» **Aim**:
Can you extract, word for word, the part of the React passage that opens with the words containing "I think the one-line" and closes with "is it exactly?"?

I think the one-line description of React on its home page (https://reactjs.org/) is concise and accurate:
"A JavaScript library for building user interfaces."
It's a library for building User Interfaces (UIs). This is perfect because, as it turns out, this is all we want most of the time. I think the best part about this description is everything that it leaves out. It's not a mega framework. It's not a full-stack solution that's going to handle everything from the database to real-time updates over WebSocket connections. We might not actually want most of these prepackaged solutions. If React isn't a framework, then what is it exactly?
React is just the view layer
React is generally thought of as the view layer in an application. You might have used a library such as Handlebars or jQuery in the past. Just as jQuery manipulates UI elements and Handlebars templates are inserted into a page, React components change what the user sees. The following diagram illustrates where React fits in our frontend code:
Figure 1.1 – The layers of a React application
This is all there is to React – the core concept. Of course, there will be subtle variations to this theme as we make our way through the book, but the flow is more or less the same. We have some application logic that generates some data. We want to render this data to the UI, so we pass it to a React Component, which handles the job of getting the HTML into the page.

» **Spatial annotation items**:
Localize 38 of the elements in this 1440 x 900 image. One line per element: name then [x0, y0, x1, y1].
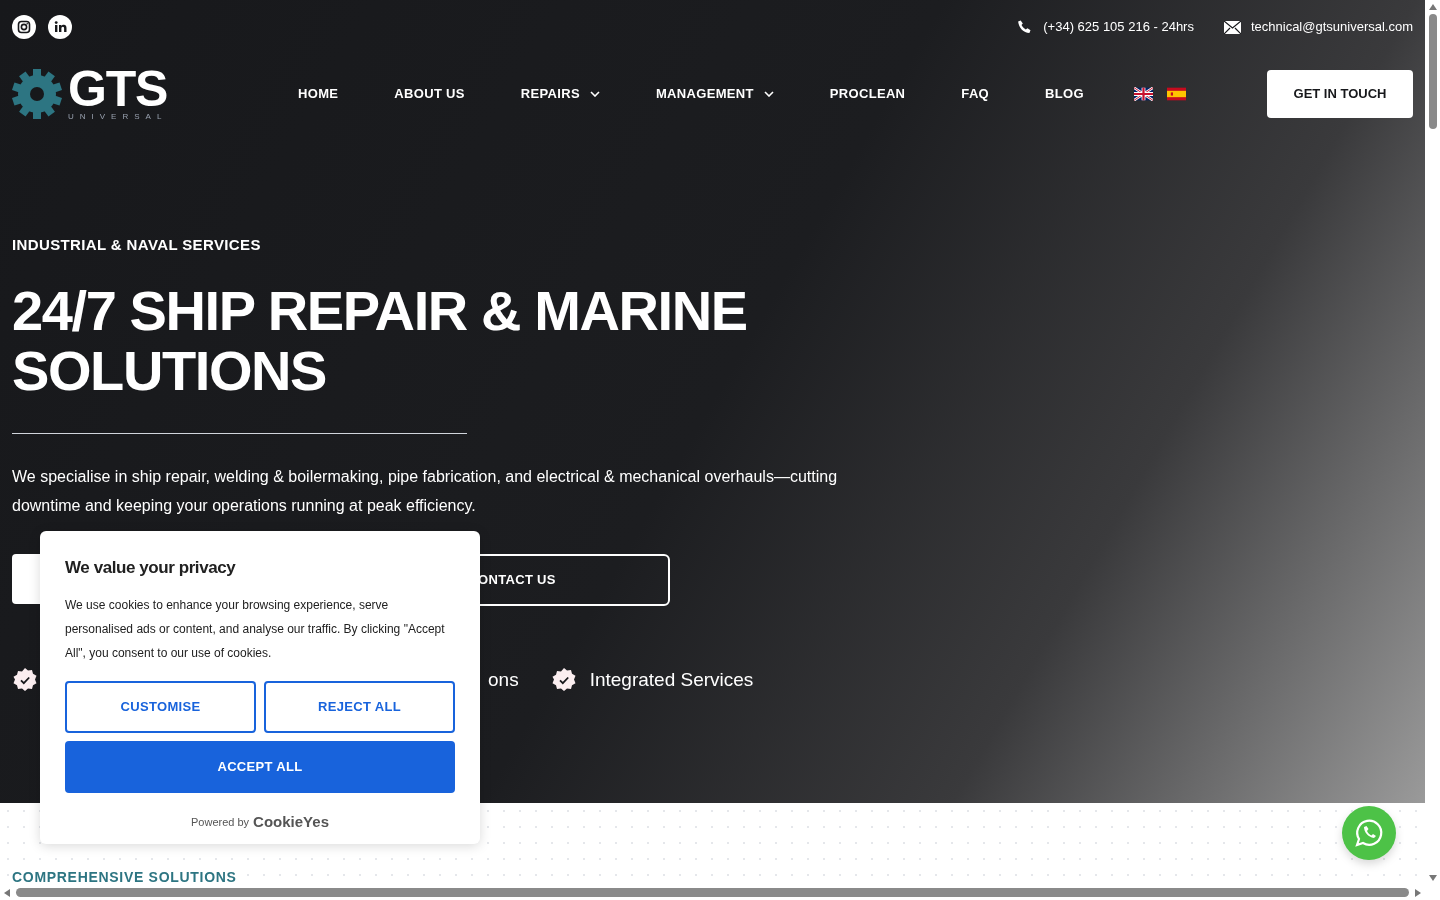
instagram-icon[interactable] — [12, 15, 36, 39]
nav-link[interactable]: HOME — [298, 84, 339, 104]
logo-tagline: UNIVERSAL — [68, 113, 168, 121]
linkedin-icon[interactable] — [48, 15, 72, 39]
feature-label: Integrated Services — [589, 667, 754, 692]
scroll-up-icon[interactable] — [1428, 4, 1437, 10]
nav-link[interactable]: REPAIRS — [520, 84, 600, 104]
cookieyes-logo[interactable]: CookieYes — [253, 810, 329, 833]
scroll-right-icon[interactable] — [1415, 888, 1421, 897]
uk-flag-icon[interactable] — [1133, 87, 1153, 101]
cookie-option-button[interactable]: CUSTOMISE — [65, 680, 256, 733]
feature-label: ons — [488, 667, 519, 692]
nav-link[interactable]: PROCLEAN — [829, 84, 906, 104]
hero-title: 24/7 SHIP REPAIR & MARINE SOLUTIONS — [12, 280, 748, 401]
scrollbar-thumb[interactable] — [16, 888, 1409, 897]
cookie-option-button[interactable]: REJECT ALL — [264, 680, 455, 733]
check-badge-icon — [12, 666, 38, 693]
logo-wordmark: GTS — [68, 67, 168, 111]
scrollbar-thumb[interactable] — [1428, 14, 1437, 129]
whatsapp-button[interactable] — [1342, 806, 1396, 860]
phone-number[interactable]: (+34) 625 105 216 - 24hrs — [1043, 17, 1194, 37]
scroll-down-icon[interactable] — [1428, 875, 1437, 881]
powered-by-text: Powered by — [191, 814, 250, 830]
hero-eyebrow: INDUSTRIAL & NAVAL SERVICES — [12, 235, 262, 255]
nav-link[interactable]: FAQ — [961, 84, 990, 104]
envelope-icon — [1223, 20, 1241, 34]
get-in-touch-button[interactable]: GET IN TOUCH — [1267, 70, 1413, 118]
scroll-left-icon[interactable] — [4, 888, 10, 897]
hero-description: We specialise in ship repair, welding & boilermaking, pipe fabrication, and electrical & mechanical overhauls—cutting downtime and keeping your operations running at peak efficiency. — [12, 466, 839, 516]
nav-link[interactable]: ABOUT US — [394, 84, 465, 104]
spain-flag-icon[interactable] — [1166, 87, 1186, 101]
nav-link[interactable]: BLOG — [1045, 84, 1084, 104]
nav-link[interactable]: MANAGEMENT — [655, 84, 774, 104]
gear-icon — [12, 69, 62, 119]
check-badge-icon — [550, 666, 577, 693]
cookie-title: We value your privacy — [65, 557, 237, 579]
accept-all-button[interactable]: ACCEPT ALL — [65, 740, 455, 793]
email-address[interactable]: technical@gtsuniversal.com — [1250, 17, 1413, 37]
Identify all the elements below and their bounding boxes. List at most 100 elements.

» **Expected answer**:
I think the one-line description of React on its home page (https://reactjs.org/) is concise and accurate:
"A JavaScript library for building user interfaces."
It's a library for building User Interfaces (UIs). This is perfect because, as it turns out, this is all we want most of the time. I think the best part about this description is everything that it leaves out. It's not a mega framework. It's not a full-stack solution that's going to handle everything from the database to real-time updates over WebSocket connections. We might not actually want most of these prepackaged solutions. If React isn't a framework, then what is it exactly?